(Dataset records)
━━━━━━━━━━━━━━━━━━━━━━━━━━━━━━
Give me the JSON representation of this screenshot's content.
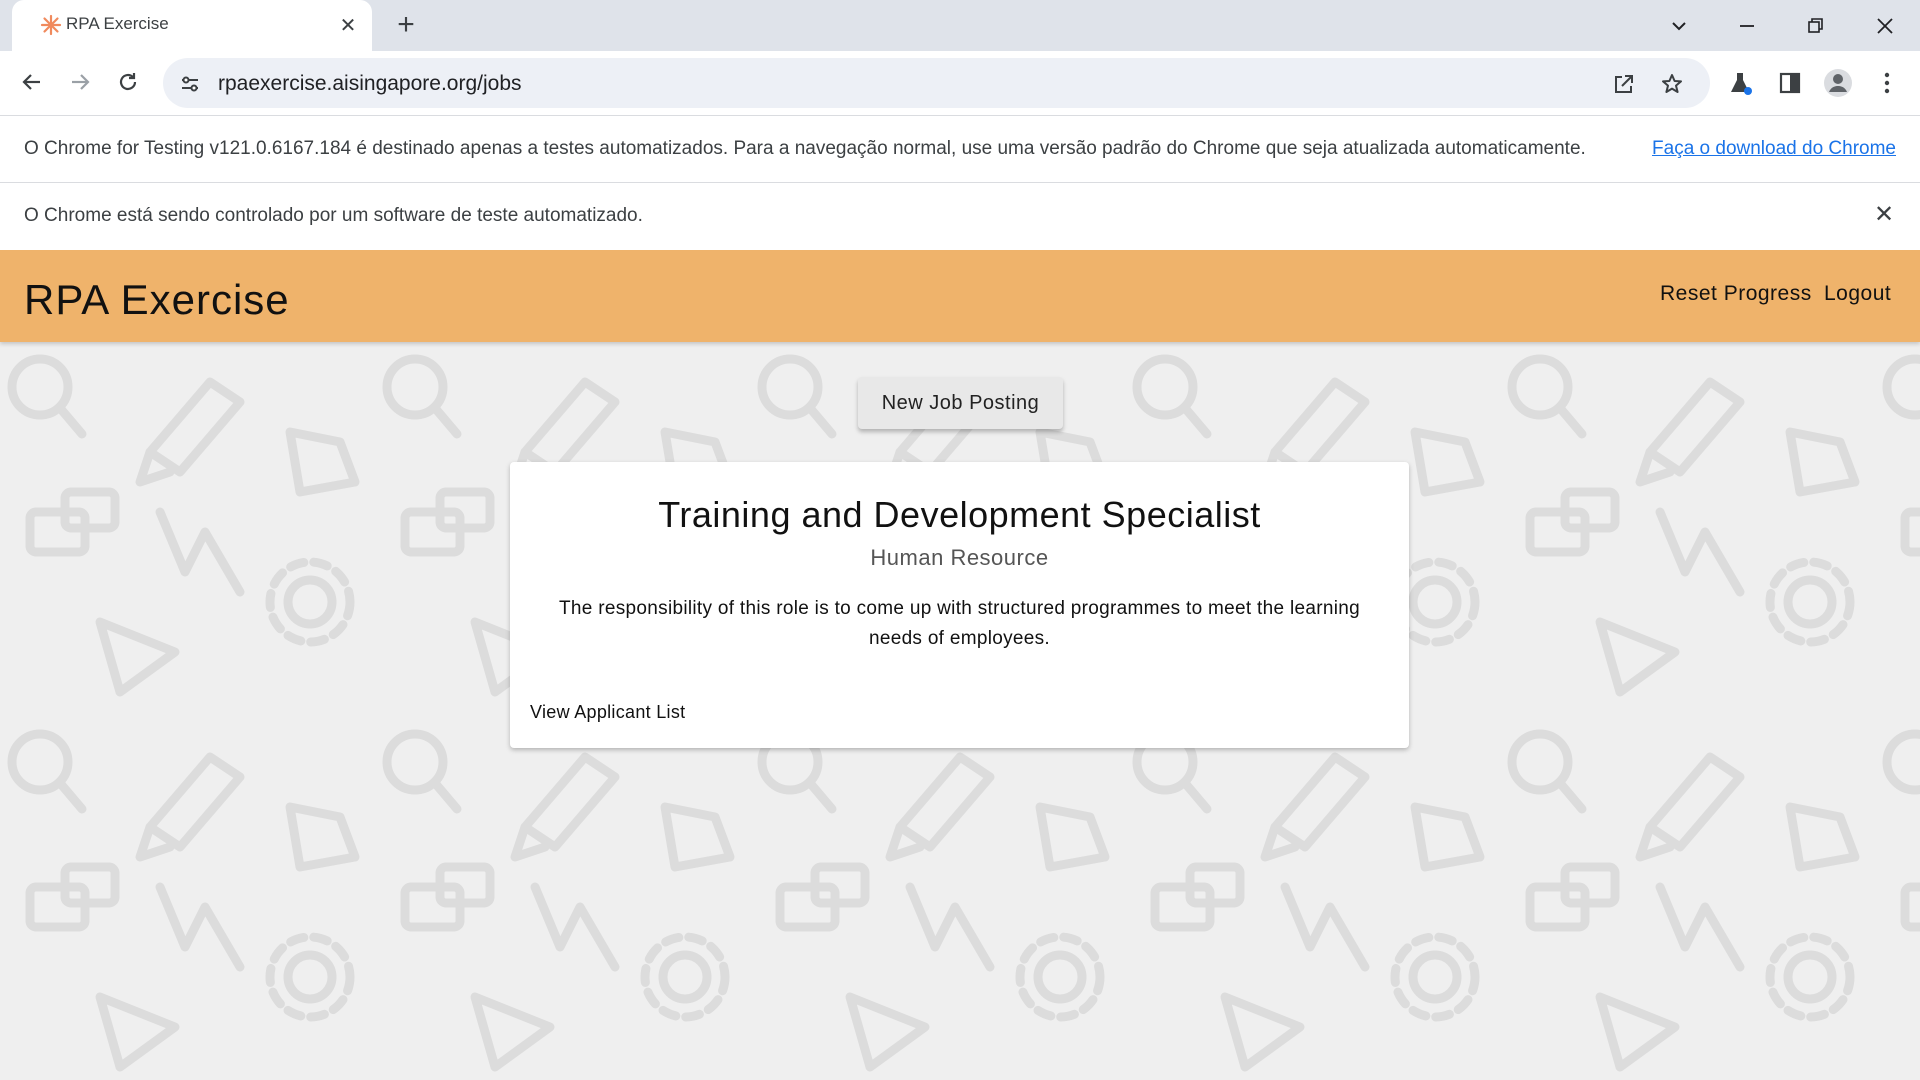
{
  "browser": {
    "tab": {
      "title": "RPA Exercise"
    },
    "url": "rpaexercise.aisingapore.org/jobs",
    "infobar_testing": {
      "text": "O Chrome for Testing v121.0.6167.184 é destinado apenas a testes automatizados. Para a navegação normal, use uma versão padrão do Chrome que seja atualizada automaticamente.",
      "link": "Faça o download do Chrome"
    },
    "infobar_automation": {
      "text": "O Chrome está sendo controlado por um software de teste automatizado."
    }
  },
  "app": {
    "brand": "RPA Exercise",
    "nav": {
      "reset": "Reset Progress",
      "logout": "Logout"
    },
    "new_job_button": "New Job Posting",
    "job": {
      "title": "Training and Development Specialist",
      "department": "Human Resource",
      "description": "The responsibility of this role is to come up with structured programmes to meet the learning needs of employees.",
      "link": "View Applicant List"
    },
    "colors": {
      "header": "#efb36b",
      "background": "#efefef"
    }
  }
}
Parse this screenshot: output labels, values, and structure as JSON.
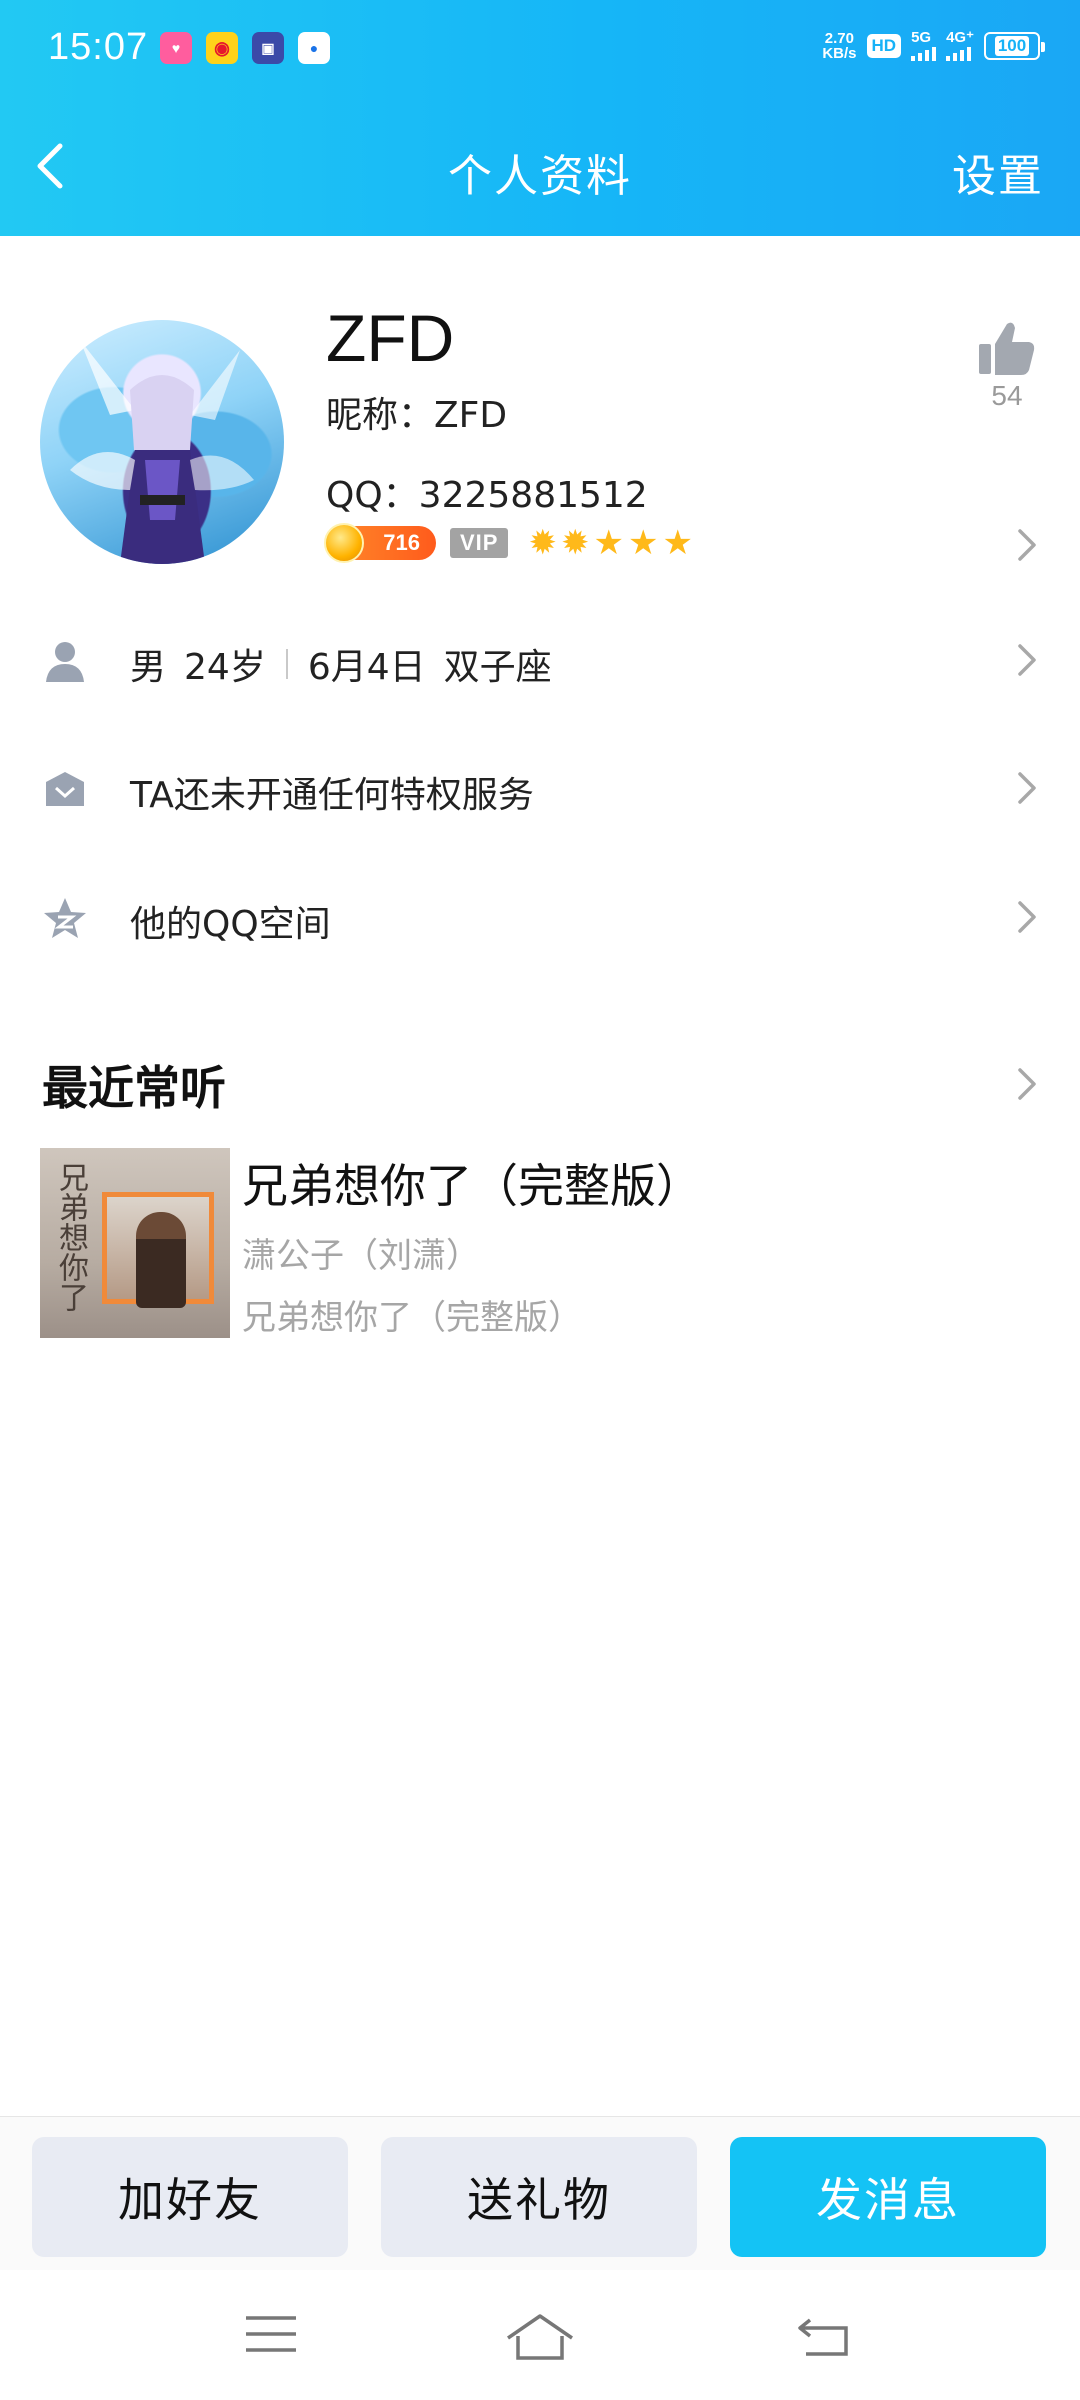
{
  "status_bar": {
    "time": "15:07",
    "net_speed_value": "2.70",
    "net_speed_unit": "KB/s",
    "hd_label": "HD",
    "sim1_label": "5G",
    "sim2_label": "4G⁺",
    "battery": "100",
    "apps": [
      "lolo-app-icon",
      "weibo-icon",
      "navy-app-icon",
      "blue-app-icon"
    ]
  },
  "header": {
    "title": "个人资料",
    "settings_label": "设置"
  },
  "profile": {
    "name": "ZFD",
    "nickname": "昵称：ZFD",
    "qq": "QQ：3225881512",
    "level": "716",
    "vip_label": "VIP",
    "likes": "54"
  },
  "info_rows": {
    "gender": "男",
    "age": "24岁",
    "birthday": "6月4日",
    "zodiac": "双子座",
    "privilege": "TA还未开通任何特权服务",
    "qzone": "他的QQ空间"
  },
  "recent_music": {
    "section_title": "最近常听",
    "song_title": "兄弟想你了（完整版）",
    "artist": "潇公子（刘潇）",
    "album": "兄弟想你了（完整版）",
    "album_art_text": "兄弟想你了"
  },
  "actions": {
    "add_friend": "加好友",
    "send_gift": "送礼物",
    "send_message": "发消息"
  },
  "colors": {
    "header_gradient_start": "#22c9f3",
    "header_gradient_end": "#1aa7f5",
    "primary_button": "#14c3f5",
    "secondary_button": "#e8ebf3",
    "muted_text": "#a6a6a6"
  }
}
━━━━━━━━━━━━━━━━━━━━━━━━━━━━━━
**Problem to solve:** Search the listing above for the string "Chrome". Copy every line that contains it.

**Finished exercise:**
      "text": "O Chrome for Testing v121.0.6167.184 é destinado apenas a testes automatizados. Para a navegação normal, use uma versão padrão do Chrome que seja atualizada automaticamente.",
      "link": "Faça o download do Chrome"
      "text": "O Chrome está sendo controlado por um software de teste automatizado."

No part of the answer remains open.